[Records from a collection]
····················

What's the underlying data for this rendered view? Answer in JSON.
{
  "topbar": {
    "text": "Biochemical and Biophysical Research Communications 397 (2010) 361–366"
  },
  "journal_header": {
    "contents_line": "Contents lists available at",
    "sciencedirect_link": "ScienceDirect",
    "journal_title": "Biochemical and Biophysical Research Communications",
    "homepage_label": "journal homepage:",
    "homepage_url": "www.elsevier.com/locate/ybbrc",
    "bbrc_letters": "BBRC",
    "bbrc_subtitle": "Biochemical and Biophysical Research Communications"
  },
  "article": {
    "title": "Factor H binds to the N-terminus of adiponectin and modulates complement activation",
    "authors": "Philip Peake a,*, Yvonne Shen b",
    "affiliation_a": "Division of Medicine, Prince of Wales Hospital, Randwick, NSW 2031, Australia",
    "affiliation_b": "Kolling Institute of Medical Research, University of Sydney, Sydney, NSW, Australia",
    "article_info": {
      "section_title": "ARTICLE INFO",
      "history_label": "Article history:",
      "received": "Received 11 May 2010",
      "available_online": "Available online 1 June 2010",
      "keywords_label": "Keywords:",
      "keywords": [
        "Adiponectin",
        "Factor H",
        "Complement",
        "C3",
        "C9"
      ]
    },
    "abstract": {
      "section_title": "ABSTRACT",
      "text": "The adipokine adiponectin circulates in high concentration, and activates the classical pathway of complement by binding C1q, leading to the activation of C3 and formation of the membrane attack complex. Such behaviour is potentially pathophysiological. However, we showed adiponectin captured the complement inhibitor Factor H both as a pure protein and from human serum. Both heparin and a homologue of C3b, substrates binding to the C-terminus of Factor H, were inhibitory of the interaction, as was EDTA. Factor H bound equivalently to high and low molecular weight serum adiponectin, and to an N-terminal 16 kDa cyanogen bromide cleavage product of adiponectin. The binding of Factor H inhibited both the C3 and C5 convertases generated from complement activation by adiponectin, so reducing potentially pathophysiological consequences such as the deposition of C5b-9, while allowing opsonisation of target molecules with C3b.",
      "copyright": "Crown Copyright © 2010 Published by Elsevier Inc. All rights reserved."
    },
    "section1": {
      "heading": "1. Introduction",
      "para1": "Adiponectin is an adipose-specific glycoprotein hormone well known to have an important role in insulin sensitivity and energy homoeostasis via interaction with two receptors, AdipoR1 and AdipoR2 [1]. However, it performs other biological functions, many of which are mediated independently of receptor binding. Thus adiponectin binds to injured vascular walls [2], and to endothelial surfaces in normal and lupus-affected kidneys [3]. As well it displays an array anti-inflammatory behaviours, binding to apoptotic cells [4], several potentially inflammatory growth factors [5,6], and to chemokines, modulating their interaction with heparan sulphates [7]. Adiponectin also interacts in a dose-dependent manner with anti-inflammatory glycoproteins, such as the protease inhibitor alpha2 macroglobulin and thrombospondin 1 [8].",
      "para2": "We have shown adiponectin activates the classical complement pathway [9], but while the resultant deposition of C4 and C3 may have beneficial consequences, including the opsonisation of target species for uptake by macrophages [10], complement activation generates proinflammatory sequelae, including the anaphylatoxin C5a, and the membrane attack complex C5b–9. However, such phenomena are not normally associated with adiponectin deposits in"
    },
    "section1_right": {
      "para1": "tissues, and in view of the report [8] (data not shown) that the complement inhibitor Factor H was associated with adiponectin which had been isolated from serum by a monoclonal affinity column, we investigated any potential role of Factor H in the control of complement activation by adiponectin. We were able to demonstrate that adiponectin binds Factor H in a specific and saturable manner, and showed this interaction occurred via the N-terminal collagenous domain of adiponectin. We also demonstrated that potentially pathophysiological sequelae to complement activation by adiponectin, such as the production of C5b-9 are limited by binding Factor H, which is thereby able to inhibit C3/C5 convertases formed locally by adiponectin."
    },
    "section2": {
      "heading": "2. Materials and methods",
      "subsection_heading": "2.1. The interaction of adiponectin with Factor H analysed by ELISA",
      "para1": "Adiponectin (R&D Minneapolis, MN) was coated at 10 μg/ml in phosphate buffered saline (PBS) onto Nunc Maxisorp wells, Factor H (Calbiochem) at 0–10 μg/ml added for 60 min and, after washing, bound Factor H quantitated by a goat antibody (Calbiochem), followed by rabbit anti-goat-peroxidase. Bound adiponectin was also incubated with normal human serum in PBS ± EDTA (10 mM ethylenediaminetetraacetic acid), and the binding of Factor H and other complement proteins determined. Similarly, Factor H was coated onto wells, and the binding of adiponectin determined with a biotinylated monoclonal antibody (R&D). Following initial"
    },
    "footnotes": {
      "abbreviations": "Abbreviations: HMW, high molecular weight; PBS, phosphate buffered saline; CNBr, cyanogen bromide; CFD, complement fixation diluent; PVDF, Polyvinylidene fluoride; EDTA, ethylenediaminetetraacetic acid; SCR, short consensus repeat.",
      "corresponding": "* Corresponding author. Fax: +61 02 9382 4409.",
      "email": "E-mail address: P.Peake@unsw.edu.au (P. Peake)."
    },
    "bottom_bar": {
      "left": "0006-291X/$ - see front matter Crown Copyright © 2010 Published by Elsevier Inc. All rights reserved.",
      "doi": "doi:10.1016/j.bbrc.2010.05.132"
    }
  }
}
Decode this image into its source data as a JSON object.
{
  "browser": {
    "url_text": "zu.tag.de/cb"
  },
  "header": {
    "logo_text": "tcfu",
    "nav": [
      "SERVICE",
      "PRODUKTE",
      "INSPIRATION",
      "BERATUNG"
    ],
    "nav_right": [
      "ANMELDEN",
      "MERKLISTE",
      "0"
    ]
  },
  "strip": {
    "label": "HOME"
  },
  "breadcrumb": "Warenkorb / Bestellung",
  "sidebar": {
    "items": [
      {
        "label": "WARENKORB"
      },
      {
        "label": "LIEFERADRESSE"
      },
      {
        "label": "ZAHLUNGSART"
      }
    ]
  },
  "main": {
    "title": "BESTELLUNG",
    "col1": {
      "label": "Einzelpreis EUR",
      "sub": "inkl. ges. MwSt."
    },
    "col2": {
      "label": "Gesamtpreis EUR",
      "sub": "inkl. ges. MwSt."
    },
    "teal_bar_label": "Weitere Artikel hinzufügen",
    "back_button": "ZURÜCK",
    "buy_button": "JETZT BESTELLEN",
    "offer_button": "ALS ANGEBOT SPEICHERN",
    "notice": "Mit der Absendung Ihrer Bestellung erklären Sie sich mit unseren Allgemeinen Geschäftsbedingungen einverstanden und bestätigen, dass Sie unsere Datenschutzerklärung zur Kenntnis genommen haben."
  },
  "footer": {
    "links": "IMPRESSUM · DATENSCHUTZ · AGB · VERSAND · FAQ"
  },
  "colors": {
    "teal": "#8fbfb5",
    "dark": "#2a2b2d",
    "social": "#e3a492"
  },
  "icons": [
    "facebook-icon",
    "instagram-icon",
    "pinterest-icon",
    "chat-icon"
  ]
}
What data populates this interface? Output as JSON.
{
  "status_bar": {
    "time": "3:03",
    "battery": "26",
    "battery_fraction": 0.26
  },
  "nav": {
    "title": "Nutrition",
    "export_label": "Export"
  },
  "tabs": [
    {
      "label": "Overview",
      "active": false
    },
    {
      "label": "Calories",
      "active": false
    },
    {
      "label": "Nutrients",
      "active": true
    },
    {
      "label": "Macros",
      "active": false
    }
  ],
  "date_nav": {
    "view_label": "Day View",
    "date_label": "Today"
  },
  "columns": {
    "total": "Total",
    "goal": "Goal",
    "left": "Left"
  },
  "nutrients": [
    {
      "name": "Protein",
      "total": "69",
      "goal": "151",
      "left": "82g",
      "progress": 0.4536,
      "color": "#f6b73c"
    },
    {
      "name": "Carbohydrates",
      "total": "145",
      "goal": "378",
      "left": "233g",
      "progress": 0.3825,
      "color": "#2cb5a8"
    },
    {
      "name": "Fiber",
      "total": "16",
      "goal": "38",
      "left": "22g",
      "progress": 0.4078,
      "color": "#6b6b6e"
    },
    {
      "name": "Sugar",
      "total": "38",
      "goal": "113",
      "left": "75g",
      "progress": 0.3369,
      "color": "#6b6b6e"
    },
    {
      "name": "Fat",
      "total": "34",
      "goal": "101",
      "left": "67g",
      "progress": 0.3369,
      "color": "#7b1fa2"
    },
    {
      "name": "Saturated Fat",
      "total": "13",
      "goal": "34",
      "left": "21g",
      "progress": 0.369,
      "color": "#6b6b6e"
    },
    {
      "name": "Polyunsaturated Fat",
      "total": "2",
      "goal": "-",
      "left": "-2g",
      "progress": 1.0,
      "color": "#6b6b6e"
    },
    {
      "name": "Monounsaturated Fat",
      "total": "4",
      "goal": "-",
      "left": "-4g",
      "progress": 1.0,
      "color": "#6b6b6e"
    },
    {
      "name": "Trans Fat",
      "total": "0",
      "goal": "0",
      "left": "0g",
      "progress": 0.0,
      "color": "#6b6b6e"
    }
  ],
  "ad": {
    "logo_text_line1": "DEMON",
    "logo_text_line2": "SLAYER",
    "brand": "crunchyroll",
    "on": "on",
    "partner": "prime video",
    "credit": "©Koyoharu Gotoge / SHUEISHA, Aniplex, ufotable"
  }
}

····················

Required action -
Search the entries for the string "goal" and copy each line where it occurs.

The completed task -
    "goal": "Goal",
      "goal": "151",
      "goal": "378",
      "goal": "38",
      "goal": "113",
      "goal": "101",
      "goal": "34",
      "goal": "-",
      "goal": "-",
      "goal": "0",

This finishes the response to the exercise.